[Entries from a dataset]
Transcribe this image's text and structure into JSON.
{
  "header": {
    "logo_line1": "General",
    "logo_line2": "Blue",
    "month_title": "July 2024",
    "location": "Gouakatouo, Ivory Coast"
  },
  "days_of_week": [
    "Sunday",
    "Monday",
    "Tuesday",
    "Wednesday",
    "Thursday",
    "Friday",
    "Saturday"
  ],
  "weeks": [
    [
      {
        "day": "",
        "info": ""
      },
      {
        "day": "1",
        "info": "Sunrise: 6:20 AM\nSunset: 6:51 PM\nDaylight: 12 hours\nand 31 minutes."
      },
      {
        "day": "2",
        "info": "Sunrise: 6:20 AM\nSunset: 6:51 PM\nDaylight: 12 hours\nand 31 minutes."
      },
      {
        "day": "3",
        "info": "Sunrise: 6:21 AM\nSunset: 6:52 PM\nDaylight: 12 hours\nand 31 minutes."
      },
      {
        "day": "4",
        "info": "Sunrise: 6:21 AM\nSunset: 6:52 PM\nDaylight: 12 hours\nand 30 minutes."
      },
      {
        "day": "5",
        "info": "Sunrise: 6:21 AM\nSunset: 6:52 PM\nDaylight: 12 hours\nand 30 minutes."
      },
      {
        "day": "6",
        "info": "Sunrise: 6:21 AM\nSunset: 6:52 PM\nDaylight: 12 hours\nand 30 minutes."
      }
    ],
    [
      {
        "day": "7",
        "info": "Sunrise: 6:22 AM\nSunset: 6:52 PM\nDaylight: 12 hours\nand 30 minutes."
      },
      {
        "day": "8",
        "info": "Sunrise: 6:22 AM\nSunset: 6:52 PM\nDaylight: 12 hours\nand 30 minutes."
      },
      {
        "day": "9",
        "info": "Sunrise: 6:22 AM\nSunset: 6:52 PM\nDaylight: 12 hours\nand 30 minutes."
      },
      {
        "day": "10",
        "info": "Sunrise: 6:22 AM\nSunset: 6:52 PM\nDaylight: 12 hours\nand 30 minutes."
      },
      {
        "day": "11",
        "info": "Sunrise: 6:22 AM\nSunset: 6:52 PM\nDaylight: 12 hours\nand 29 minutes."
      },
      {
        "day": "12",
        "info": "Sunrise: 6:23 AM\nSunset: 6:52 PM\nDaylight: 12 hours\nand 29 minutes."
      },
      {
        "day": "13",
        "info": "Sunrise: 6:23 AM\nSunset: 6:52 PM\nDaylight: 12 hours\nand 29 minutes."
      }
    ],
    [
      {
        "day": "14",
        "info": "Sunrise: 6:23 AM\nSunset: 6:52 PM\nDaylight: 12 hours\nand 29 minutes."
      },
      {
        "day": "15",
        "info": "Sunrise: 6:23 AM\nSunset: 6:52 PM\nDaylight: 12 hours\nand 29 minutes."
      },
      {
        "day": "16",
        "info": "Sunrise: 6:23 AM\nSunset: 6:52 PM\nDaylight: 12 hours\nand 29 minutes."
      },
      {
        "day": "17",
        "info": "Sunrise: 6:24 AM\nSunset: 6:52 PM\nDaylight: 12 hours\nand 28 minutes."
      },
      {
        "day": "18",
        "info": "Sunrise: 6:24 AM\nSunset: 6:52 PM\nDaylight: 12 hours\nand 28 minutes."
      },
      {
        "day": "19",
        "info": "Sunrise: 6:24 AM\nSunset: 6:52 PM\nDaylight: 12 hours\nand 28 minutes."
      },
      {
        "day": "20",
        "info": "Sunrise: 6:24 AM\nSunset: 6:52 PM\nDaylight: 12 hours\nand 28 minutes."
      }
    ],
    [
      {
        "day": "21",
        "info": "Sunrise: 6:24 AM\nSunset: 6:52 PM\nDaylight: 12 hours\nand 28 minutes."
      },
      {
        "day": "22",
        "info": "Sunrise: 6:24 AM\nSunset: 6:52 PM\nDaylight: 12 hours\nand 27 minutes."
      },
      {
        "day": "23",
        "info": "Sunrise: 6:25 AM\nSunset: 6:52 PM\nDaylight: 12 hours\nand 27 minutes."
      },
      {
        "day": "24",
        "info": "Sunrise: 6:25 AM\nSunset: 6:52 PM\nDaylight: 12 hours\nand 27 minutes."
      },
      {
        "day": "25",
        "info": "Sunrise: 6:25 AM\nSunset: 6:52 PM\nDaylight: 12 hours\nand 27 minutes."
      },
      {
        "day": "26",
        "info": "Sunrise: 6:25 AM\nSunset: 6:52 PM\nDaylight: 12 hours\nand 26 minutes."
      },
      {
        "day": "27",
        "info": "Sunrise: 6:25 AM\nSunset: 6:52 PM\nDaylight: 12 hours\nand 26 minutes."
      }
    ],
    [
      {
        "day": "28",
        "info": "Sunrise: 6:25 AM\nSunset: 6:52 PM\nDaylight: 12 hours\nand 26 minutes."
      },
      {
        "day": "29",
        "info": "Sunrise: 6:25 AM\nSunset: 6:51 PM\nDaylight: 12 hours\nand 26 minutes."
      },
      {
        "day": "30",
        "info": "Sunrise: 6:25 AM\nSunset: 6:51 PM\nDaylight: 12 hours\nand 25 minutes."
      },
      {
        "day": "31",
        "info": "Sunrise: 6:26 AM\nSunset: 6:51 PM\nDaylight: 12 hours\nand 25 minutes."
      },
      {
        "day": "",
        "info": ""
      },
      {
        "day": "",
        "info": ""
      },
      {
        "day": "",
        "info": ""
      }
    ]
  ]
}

▶ [Given problem]: Print all of the entries exactly as they appear.

▶ [Written answer]:
Transcribe this image's text and structure into JSON.
{
  "header": {
    "logo_line1": "General",
    "logo_line2": "Blue",
    "month_title": "July 2024",
    "location": "Gouakatouo, Ivory Coast"
  },
  "days_of_week": [
    "Sunday",
    "Monday",
    "Tuesday",
    "Wednesday",
    "Thursday",
    "Friday",
    "Saturday"
  ],
  "weeks": [
    [
      {
        "day": "",
        "info": ""
      },
      {
        "day": "1",
        "info": "Sunrise: 6:20 AM\nSunset: 6:51 PM\nDaylight: 12 hours\nand 31 minutes."
      },
      {
        "day": "2",
        "info": "Sunrise: 6:20 AM\nSunset: 6:51 PM\nDaylight: 12 hours\nand 31 minutes."
      },
      {
        "day": "3",
        "info": "Sunrise: 6:21 AM\nSunset: 6:52 PM\nDaylight: 12 hours\nand 31 minutes."
      },
      {
        "day": "4",
        "info": "Sunrise: 6:21 AM\nSunset: 6:52 PM\nDaylight: 12 hours\nand 30 minutes."
      },
      {
        "day": "5",
        "info": "Sunrise: 6:21 AM\nSunset: 6:52 PM\nDaylight: 12 hours\nand 30 minutes."
      },
      {
        "day": "6",
        "info": "Sunrise: 6:21 AM\nSunset: 6:52 PM\nDaylight: 12 hours\nand 30 minutes."
      }
    ],
    [
      {
        "day": "7",
        "info": "Sunrise: 6:22 AM\nSunset: 6:52 PM\nDaylight: 12 hours\nand 30 minutes."
      },
      {
        "day": "8",
        "info": "Sunrise: 6:22 AM\nSunset: 6:52 PM\nDaylight: 12 hours\nand 30 minutes."
      },
      {
        "day": "9",
        "info": "Sunrise: 6:22 AM\nSunset: 6:52 PM\nDaylight: 12 hours\nand 30 minutes."
      },
      {
        "day": "10",
        "info": "Sunrise: 6:22 AM\nSunset: 6:52 PM\nDaylight: 12 hours\nand 30 minutes."
      },
      {
        "day": "11",
        "info": "Sunrise: 6:22 AM\nSunset: 6:52 PM\nDaylight: 12 hours\nand 29 minutes."
      },
      {
        "day": "12",
        "info": "Sunrise: 6:23 AM\nSunset: 6:52 PM\nDaylight: 12 hours\nand 29 minutes."
      },
      {
        "day": "13",
        "info": "Sunrise: 6:23 AM\nSunset: 6:52 PM\nDaylight: 12 hours\nand 29 minutes."
      }
    ],
    [
      {
        "day": "14",
        "info": "Sunrise: 6:23 AM\nSunset: 6:52 PM\nDaylight: 12 hours\nand 29 minutes."
      },
      {
        "day": "15",
        "info": "Sunrise: 6:23 AM\nSunset: 6:52 PM\nDaylight: 12 hours\nand 29 minutes."
      },
      {
        "day": "16",
        "info": "Sunrise: 6:23 AM\nSunset: 6:52 PM\nDaylight: 12 hours\nand 29 minutes."
      },
      {
        "day": "17",
        "info": "Sunrise: 6:24 AM\nSunset: 6:52 PM\nDaylight: 12 hours\nand 28 minutes."
      },
      {
        "day": "18",
        "info": "Sunrise: 6:24 AM\nSunset: 6:52 PM\nDaylight: 12 hours\nand 28 minutes."
      },
      {
        "day": "19",
        "info": "Sunrise: 6:24 AM\nSunset: 6:52 PM\nDaylight: 12 hours\nand 28 minutes."
      },
      {
        "day": "20",
        "info": "Sunrise: 6:24 AM\nSunset: 6:52 PM\nDaylight: 12 hours\nand 28 minutes."
      }
    ],
    [
      {
        "day": "21",
        "info": "Sunrise: 6:24 AM\nSunset: 6:52 PM\nDaylight: 12 hours\nand 28 minutes."
      },
      {
        "day": "22",
        "info": "Sunrise: 6:24 AM\nSunset: 6:52 PM\nDaylight: 12 hours\nand 27 minutes."
      },
      {
        "day": "23",
        "info": "Sunrise: 6:25 AM\nSunset: 6:52 PM\nDaylight: 12 hours\nand 27 minutes."
      },
      {
        "day": "24",
        "info": "Sunrise: 6:25 AM\nSunset: 6:52 PM\nDaylight: 12 hours\nand 27 minutes."
      },
      {
        "day": "25",
        "info": "Sunrise: 6:25 AM\nSunset: 6:52 PM\nDaylight: 12 hours\nand 27 minutes."
      },
      {
        "day": "26",
        "info": "Sunrise: 6:25 AM\nSunset: 6:52 PM\nDaylight: 12 hours\nand 26 minutes."
      },
      {
        "day": "27",
        "info": "Sunrise: 6:25 AM\nSunset: 6:52 PM\nDaylight: 12 hours\nand 26 minutes."
      }
    ],
    [
      {
        "day": "28",
        "info": "Sunrise: 6:25 AM\nSunset: 6:52 PM\nDaylight: 12 hours\nand 26 minutes."
      },
      {
        "day": "29",
        "info": "Sunrise: 6:25 AM\nSunset: 6:51 PM\nDaylight: 12 hours\nand 26 minutes."
      },
      {
        "day": "30",
        "info": "Sunrise: 6:25 AM\nSunset: 6:51 PM\nDaylight: 12 hours\nand 25 minutes."
      },
      {
        "day": "31",
        "info": "Sunrise: 6:26 AM\nSunset: 6:51 PM\nDaylight: 12 hours\nand 25 minutes."
      },
      {
        "day": "",
        "info": ""
      },
      {
        "day": "",
        "info": ""
      },
      {
        "day": "",
        "info": ""
      }
    ]
  ]
}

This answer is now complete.